"""
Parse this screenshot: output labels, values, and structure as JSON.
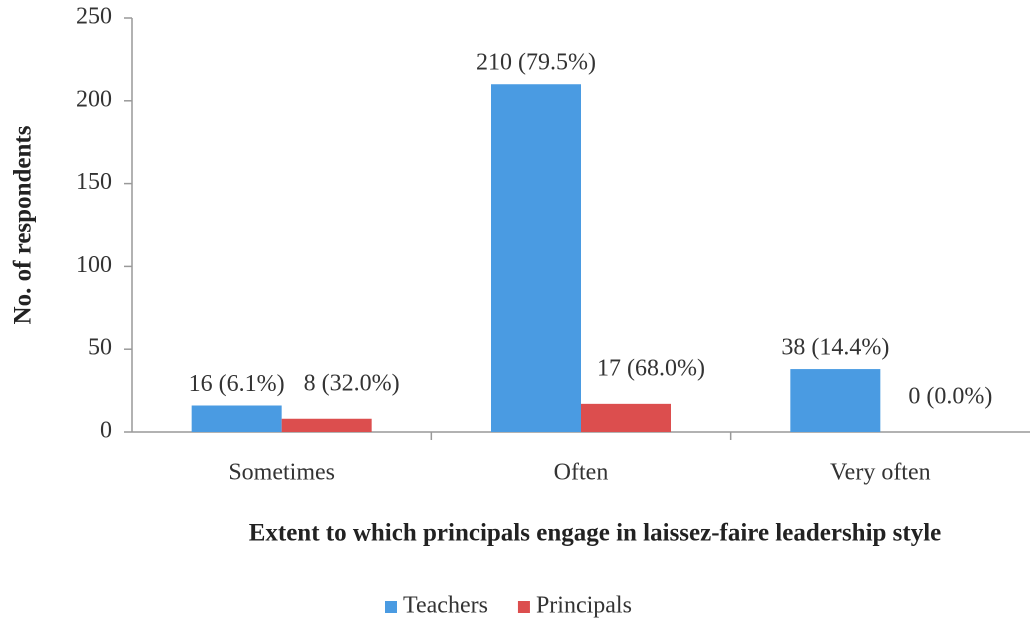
{
  "chart_data": {
    "type": "bar",
    "x_label": "Extent to which principals engage in laissez-faire leadership style",
    "y_label": "No. of respondents",
    "categories": [
      "Sometimes",
      "Often",
      "Very often"
    ],
    "series": [
      {
        "name": "Teachers",
        "color": "#4a9be2",
        "values": [
          16,
          210,
          38
        ],
        "value_labels": [
          "16 (6.1%)",
          "210 (79.5%)",
          "38 (14.4%)"
        ]
      },
      {
        "name": "Principals",
        "color": "#dc4e4e",
        "values": [
          8,
          17,
          0
        ],
        "value_labels": [
          "8 (32.0%)",
          "17 (68.0%)",
          "0 (0.0%)"
        ]
      }
    ],
    "ylim": [
      0,
      250
    ],
    "yticks": [
      0,
      50,
      100,
      150,
      200,
      250
    ],
    "grid": false,
    "legend": "bottom"
  }
}
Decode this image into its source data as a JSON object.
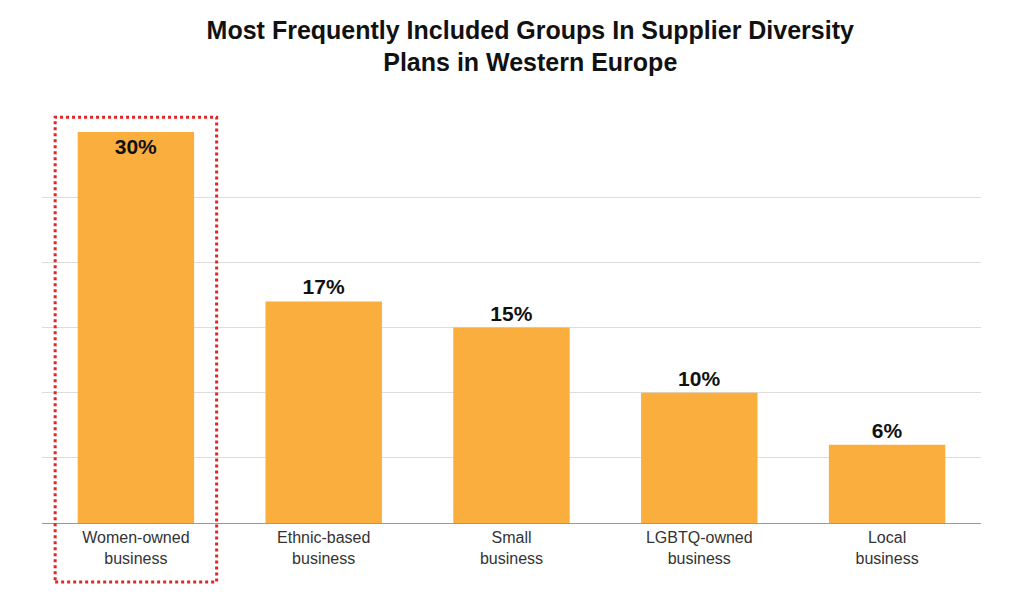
{
  "chart_data": {
    "type": "bar",
    "title": "Most Frequently Included Groups In Supplier Diversity\nPlans in Western Europe",
    "categories": [
      "Women-owned business",
      "Ethnic-based business",
      "Small business",
      "LGBTQ-owned business",
      "Local business"
    ],
    "values": [
      30,
      17,
      15,
      10,
      6
    ],
    "value_labels": [
      "30%",
      "17%",
      "15%",
      "10%",
      "6%"
    ],
    "color": "#f9ae3d",
    "ylim": [
      0,
      30
    ],
    "yticks": [
      0,
      5,
      10,
      15,
      20,
      25,
      30
    ],
    "grid": true,
    "data_labels": true,
    "tick_labels": "x"
  }
}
"""
#### Given exercise:
Extract the run of lines beginning with the line that holds "Decode this image" and ending at the last line of the data, inclusive. Exclude any pictures from the copy.

#### The response:
Decode this image into its source data as a JSON object.
{
  "chart_data": {
    "type": "bar",
    "title": "Most Frequently Included Groups In Supplier Diversity\nPlans in Western Europe",
    "categories": [
      "Women-owned business",
      "Ethnic-based business",
      "Small business",
      "LGBTQ-owned business",
      "Local business"
    ],
    "values": [
      30,
      17,
      15,
      10,
      6
    ],
    "value_labels": [
      "30%",
      "17%",
      "15%",
      "10%",
      "6%"
    ],
    "color": "#f9ae3d",
    "ylim": [
      0,
      30
    ],
    "yticks": [
      0,
      5,
      10,
      15,
      20,
      25,
      30
    ],
    "grid": true,
    "data_labels": true,
    "tick_labels": "x"
  }
}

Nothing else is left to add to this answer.